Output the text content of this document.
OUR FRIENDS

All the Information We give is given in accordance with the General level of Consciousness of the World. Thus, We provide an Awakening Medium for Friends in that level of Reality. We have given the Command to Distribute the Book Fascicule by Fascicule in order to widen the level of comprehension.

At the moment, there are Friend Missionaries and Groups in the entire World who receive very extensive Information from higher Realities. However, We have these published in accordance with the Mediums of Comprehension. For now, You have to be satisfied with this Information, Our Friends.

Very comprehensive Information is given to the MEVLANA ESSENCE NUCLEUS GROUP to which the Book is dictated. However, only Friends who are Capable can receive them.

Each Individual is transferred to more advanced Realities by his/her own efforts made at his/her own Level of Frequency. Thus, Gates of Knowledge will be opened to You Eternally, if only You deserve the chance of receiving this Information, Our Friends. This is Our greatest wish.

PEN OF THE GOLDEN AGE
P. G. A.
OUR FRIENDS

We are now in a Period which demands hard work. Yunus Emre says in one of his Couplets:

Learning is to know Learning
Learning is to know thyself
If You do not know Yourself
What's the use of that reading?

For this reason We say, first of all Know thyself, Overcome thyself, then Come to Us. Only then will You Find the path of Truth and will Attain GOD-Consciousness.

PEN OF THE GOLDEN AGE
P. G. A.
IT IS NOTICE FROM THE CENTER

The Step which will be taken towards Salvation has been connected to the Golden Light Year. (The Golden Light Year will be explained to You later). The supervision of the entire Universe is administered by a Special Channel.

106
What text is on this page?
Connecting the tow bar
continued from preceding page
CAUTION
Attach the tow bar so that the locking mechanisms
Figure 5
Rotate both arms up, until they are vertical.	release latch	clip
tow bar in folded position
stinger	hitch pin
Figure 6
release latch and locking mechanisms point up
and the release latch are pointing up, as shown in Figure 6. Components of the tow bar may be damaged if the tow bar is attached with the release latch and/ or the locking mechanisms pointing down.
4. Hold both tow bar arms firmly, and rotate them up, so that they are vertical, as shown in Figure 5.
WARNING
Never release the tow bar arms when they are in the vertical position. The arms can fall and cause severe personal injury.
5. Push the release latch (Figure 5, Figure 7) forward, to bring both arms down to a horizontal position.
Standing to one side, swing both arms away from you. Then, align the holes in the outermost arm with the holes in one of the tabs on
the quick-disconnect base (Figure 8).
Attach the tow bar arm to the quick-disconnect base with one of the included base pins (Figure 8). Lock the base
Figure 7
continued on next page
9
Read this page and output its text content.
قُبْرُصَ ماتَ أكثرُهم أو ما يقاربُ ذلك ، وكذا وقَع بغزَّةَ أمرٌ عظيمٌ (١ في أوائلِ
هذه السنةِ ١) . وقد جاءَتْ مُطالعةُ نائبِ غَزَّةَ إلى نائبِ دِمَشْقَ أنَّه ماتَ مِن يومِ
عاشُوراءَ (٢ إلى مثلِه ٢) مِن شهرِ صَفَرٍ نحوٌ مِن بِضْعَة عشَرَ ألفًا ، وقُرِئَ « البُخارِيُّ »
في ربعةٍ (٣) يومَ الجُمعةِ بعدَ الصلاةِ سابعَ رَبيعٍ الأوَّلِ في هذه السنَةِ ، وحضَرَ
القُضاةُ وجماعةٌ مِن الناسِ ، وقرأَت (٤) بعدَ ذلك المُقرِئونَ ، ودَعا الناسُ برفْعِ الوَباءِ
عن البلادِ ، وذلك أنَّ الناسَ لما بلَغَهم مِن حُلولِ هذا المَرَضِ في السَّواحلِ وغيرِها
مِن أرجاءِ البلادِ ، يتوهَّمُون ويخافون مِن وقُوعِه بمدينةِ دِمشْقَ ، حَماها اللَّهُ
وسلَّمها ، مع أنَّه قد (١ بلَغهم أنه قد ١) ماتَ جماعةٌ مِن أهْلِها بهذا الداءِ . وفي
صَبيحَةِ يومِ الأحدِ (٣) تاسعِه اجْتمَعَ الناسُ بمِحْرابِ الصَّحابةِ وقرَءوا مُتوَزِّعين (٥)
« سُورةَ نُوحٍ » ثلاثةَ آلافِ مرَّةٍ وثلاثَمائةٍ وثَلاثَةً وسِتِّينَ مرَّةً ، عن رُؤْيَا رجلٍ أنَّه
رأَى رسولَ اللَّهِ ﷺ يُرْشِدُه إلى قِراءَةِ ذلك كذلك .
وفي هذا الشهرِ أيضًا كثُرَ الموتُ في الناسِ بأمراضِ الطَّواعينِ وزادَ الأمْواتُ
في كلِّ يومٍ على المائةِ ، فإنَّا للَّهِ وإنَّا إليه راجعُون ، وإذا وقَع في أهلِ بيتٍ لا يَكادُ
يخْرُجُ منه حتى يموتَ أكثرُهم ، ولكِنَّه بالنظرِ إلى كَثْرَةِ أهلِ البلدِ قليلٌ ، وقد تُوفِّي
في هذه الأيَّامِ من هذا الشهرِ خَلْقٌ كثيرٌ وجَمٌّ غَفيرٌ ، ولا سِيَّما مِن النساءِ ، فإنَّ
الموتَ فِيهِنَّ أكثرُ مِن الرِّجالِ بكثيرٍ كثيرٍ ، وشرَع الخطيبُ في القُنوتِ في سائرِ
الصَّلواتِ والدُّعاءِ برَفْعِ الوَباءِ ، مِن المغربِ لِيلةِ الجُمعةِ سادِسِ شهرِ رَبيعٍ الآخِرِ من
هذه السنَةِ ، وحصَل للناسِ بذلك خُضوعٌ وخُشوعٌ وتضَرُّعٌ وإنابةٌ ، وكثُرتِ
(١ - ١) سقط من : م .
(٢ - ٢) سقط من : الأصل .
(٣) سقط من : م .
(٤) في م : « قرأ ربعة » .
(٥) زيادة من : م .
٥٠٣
----------
**YOUR GOAL:** Transcribe all of the material exactly. Omit nothing.

**TASK RESULT:**
Output the text content of this document.
OUR FRIENDS

All the Information We give is given in accordance with the General level of Consciousness of the World. Thus, We provide an Awakening Medium for Friends in that level of Reality. We have given the Command to Distribute the Book Fascicule by Fascicule in order to widen the level of comprehension.

At the moment, there are Friend Missionaries and Groups in the entire World who receive very extensive Information from higher Realities. However, We have these published in accordance with the Mediums of Comprehension. For now, You have to be satisfied with this Information, Our Friends.

Very comprehensive Information is given to the MEVLANA ESSENCE NUCLEUS GROUP to which the Book is dictated. However, only Friends who are Capable can receive them.

Each Individual is transferred to more advanced Realities by his/her own efforts made at his/her own Level of Frequency. Thus, Gates of Knowledge will be opened to You Eternally, if only You deserve the chance of receiving this Information, Our Friends. This is Our greatest wish.

PEN OF THE GOLDEN AGE
P. G. A.
OUR FRIENDS

We are now in a Period which demands hard work. Yunus Emre says in one of his Couplets:

Learning is to know Learning
Learning is to know thyself
If You do not know Yourself
What's the use of that reading?

For this reason We say, first of all Know thyself, Overcome thyself, then Come to Us. Only then will You Find the path of Truth and will Attain GOD-Consciousness.

PEN OF THE GOLDEN AGE
P. G. A.
IT IS NOTICE FROM THE CENTER

The Step which will be taken towards Salvation has been connected to the Golden Light Year. (The Golden Light Year will be explained to You later). The supervision of the entire Universe is administered by a Special Channel.

106
What text is on this page?
Connecting the tow bar
continued from preceding page
CAUTION
Attach the tow bar so that the locking mechanisms
Figure 5
Rotate both arms up, until they are vertical.	release latch	clip
tow bar in folded position
stinger	hitch pin
Figure 6
release latch and locking mechanisms point up
and the release latch are pointing up, as shown in Figure 6. Components of the tow bar may be damaged if the tow bar is attached with the release latch and/ or the locking mechanisms pointing down.
4. Hold both tow bar arms firmly, and rotate them up, so that they are vertical, as shown in Figure 5.
WARNING
Never release the tow bar arms when they are in the vertical position. The arms can fall and cause severe personal injury.
5. Push the release latch (Figure 5, Figure 7) forward, to bring both arms down to a horizontal position.
Standing to one side, swing both arms away from you. Then, align the holes in the outermost arm with the holes in one of the tabs on
the quick-disconnect base (Figure 8).
Attach the tow bar arm to the quick-disconnect base with one of the included base pins (Figure 8). Lock the base
Figure 7
continued on next page
9
Read this page and output its text content.
قُبْرُصَ ماتَ أكثرُهم أو ما يقاربُ ذلك ، وكذا وقَع بغزَّةَ أمرٌ عظيمٌ (١ في أوائلِ
هذه السنةِ ١) . وقد جاءَتْ مُطالعةُ نائبِ غَزَّةَ إلى نائبِ دِمَشْقَ أنَّه ماتَ مِن يومِ
عاشُوراءَ (٢ إلى مثلِه ٢) مِن شهرِ صَفَرٍ نحوٌ مِن بِضْعَة عشَرَ ألفًا ، وقُرِئَ « البُخارِيُّ »
في ربعةٍ (٣) يومَ الجُمعةِ بعدَ الصلاةِ سابعَ رَبيعٍ الأوَّلِ في هذه السنَةِ ، وحضَرَ
القُضاةُ وجماعةٌ مِن الناسِ ، وقرأَت (٤) بعدَ ذلك المُقرِئونَ ، ودَعا الناسُ برفْعِ الوَباءِ
عن البلادِ ، وذلك أنَّ الناسَ لما بلَغَهم مِن حُلولِ هذا المَرَضِ في السَّواحلِ وغيرِها
مِن أرجاءِ البلادِ ، يتوهَّمُون ويخافون مِن وقُوعِه بمدينةِ دِمشْقَ ، حَماها اللَّهُ
وسلَّمها ، مع أنَّه قد (١ بلَغهم أنه قد ١) ماتَ جماعةٌ مِن أهْلِها بهذا الداءِ . وفي
صَبيحَةِ يومِ الأحدِ (٣) تاسعِه اجْتمَعَ الناسُ بمِحْرابِ الصَّحابةِ وقرَءوا مُتوَزِّعين (٥)
« سُورةَ نُوحٍ » ثلاثةَ آلافِ مرَّةٍ وثلاثَمائةٍ وثَلاثَةً وسِتِّينَ مرَّةً ، عن رُؤْيَا رجلٍ أنَّه
رأَى رسولَ اللَّهِ ﷺ يُرْشِدُه إلى قِراءَةِ ذلك كذلك .
وفي هذا الشهرِ أيضًا كثُرَ الموتُ في الناسِ بأمراضِ الطَّواعينِ وزادَ الأمْواتُ
في كلِّ يومٍ على المائةِ ، فإنَّا للَّهِ وإنَّا إليه راجعُون ، وإذا وقَع في أهلِ بيتٍ لا يَكادُ
يخْرُجُ منه حتى يموتَ أكثرُهم ، ولكِنَّه بالنظرِ إلى كَثْرَةِ أهلِ البلدِ قليلٌ ، وقد تُوفِّي
في هذه الأيَّامِ من هذا الشهرِ خَلْقٌ كثيرٌ وجَمٌّ غَفيرٌ ، ولا سِيَّما مِن النساءِ ، فإنَّ
الموتَ فِيهِنَّ أكثرُ مِن الرِّجالِ بكثيرٍ كثيرٍ ، وشرَع الخطيبُ في القُنوتِ في سائرِ
الصَّلواتِ والدُّعاءِ برَفْعِ الوَباءِ ، مِن المغربِ لِيلةِ الجُمعةِ سادِسِ شهرِ رَبيعٍ الآخِرِ من
هذه السنَةِ ، وحصَل للناسِ بذلك خُضوعٌ وخُشوعٌ وتضَرُّعٌ وإنابةٌ ، وكثُرتِ
(١ - ١) سقط من : م .
(٢ - ٢) سقط من : الأصل .
(٣) سقط من : م .
(٤) في م : « قرأ ربعة » .
(٥) زيادة من : م .
٥٠٣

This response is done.